▶ **INPUT FOR THIS TASK**:
== == ==

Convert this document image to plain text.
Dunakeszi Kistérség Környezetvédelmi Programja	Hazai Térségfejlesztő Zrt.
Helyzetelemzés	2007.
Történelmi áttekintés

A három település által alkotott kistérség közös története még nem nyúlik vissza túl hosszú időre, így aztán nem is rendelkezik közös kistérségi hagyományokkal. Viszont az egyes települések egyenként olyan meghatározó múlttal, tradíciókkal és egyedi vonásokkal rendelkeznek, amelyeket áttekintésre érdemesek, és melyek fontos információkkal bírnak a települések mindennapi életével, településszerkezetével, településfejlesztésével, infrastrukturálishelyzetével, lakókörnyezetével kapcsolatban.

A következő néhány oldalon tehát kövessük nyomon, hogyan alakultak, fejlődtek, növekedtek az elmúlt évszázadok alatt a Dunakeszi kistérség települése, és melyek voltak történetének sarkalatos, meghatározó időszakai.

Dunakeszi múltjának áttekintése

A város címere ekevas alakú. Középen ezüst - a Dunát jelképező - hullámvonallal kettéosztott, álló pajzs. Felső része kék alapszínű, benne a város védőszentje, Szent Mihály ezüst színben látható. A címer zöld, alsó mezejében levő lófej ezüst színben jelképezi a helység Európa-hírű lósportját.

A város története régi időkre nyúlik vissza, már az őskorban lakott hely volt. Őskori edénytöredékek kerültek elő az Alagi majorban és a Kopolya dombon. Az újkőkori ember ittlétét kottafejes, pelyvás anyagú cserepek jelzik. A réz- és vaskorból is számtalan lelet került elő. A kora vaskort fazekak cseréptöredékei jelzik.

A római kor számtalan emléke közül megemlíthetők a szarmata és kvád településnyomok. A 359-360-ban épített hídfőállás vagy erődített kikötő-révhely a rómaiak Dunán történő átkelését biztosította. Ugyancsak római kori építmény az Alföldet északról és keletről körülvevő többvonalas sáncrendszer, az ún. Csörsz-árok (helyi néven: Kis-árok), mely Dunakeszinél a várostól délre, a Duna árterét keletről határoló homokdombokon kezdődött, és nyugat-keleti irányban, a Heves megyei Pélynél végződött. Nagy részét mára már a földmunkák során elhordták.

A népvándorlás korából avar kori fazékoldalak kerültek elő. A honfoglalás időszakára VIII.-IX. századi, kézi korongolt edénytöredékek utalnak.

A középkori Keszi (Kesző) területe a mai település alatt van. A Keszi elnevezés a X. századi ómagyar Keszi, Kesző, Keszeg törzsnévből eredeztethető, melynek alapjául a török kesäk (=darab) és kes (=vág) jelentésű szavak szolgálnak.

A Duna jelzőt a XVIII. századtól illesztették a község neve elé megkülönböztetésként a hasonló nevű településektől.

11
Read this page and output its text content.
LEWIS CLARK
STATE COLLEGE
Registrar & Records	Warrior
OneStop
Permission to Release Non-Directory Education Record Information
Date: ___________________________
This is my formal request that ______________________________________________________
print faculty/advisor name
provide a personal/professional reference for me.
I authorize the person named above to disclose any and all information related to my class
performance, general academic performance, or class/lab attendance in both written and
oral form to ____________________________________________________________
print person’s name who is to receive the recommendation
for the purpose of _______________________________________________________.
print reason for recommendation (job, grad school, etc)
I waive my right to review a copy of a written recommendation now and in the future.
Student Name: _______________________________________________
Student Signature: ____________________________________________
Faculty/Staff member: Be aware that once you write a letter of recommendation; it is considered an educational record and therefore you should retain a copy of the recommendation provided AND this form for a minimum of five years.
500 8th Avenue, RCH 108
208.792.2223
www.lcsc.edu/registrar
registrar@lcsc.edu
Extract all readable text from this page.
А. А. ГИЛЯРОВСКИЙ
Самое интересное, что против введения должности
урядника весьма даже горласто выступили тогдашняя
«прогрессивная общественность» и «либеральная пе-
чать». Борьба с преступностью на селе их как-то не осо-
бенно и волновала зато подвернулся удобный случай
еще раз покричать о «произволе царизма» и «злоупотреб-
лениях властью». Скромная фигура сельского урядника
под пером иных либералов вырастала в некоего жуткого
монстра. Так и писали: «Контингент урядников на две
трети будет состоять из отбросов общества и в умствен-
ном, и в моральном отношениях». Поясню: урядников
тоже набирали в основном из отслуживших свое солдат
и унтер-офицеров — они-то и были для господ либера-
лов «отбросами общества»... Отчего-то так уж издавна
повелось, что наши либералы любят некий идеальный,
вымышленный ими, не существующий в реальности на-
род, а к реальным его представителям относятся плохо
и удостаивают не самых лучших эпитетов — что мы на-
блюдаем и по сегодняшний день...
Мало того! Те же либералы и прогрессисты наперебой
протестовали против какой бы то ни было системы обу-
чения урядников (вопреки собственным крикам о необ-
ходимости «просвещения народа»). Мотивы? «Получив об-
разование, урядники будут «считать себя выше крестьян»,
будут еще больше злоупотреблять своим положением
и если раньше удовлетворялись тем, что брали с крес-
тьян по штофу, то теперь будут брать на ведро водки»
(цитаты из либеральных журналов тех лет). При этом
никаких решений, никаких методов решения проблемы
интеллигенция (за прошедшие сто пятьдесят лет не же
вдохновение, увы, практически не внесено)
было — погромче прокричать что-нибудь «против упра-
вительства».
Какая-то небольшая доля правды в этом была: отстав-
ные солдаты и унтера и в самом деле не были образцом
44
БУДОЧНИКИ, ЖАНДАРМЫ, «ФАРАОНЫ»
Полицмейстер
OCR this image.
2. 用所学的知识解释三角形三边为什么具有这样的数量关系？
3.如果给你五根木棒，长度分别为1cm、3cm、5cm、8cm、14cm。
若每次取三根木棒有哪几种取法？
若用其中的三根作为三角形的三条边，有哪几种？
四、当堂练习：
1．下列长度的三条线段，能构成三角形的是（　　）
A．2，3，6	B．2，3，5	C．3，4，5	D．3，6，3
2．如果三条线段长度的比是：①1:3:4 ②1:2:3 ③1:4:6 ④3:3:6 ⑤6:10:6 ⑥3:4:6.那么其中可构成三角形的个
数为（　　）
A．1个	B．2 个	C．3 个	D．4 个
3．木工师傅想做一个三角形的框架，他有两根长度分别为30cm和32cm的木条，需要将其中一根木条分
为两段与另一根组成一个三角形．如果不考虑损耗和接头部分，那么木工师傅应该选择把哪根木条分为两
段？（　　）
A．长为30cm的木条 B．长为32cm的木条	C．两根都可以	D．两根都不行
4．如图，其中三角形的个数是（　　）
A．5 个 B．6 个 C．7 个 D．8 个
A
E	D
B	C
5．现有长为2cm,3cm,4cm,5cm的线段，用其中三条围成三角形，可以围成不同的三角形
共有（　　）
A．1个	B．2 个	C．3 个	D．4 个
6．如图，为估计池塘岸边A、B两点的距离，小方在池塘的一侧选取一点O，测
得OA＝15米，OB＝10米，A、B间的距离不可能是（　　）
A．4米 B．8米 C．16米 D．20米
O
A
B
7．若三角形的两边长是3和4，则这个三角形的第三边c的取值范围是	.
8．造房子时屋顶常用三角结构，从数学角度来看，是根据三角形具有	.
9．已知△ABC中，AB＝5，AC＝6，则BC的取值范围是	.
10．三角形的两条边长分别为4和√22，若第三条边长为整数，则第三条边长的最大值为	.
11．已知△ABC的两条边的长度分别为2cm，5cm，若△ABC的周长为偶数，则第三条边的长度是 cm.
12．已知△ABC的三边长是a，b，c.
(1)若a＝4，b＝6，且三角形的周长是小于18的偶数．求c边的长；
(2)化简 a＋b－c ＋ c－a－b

== == ==

Leave out every line before the one containing "OCR this image."; set down that line and all remaining lines of the material exactly.

OCR this image.
2. 用所学的知识解释三角形三边为什么具有这样的数量关系？
3.如果给你五根木棒，长度分别为1cm、3cm、5cm、8cm、14cm。
若每次取三根木棒有哪几种取法？
若用其中的三根作为三角形的三条边，有哪几种？
四、当堂练习：
1．下列长度的三条线段，能构成三角形的是（　　）
A．2，3，6	B．2，3，5	C．3，4，5	D．3，6，3
2．如果三条线段长度的比是：①1:3:4 ②1:2:3 ③1:4:6 ④3:3:6 ⑤6:10:6 ⑥3:4:6.那么其中可构成三角形的个
数为（　　）
A．1个	B．2 个	C．3 个	D．4 个
3．木工师傅想做一个三角形的框架，他有两根长度分别为30cm和32cm的木条，需要将其中一根木条分
为两段与另一根组成一个三角形．如果不考虑损耗和接头部分，那么木工师傅应该选择把哪根木条分为两
段？（　　）
A．长为30cm的木条 B．长为32cm的木条	C．两根都可以	D．两根都不行
4．如图，其中三角形的个数是（　　）
A．5 个 B．6 个 C．7 个 D．8 个
A
E	D
B	C
5．现有长为2cm,3cm,4cm,5cm的线段，用其中三条围成三角形，可以围成不同的三角形
共有（　　）
A．1个	B．2 个	C．3 个	D．4 个
6．如图，为估计池塘岸边A、B两点的距离，小方在池塘的一侧选取一点O，测
得OA＝15米，OB＝10米，A、B间的距离不可能是（　　）
A．4米 B．8米 C．16米 D．20米
O
A
B
7．若三角形的两边长是3和4，则这个三角形的第三边c的取值范围是	.
8．造房子时屋顶常用三角结构，从数学角度来看，是根据三角形具有	.
9．已知△ABC中，AB＝5，AC＝6，则BC的取值范围是	.
10．三角形的两条边长分别为4和√22，若第三条边长为整数，则第三条边长的最大值为	.
11．已知△ABC的两条边的长度分别为2cm，5cm，若△ABC的周长为偶数，则第三条边的长度是 cm.
12．已知△ABC的三边长是a，b，c.
(1)若a＝4，b＝6，且三角形的周长是小于18的偶数．求c边的长；
(2)化简 a＋b－c ＋ c－a－b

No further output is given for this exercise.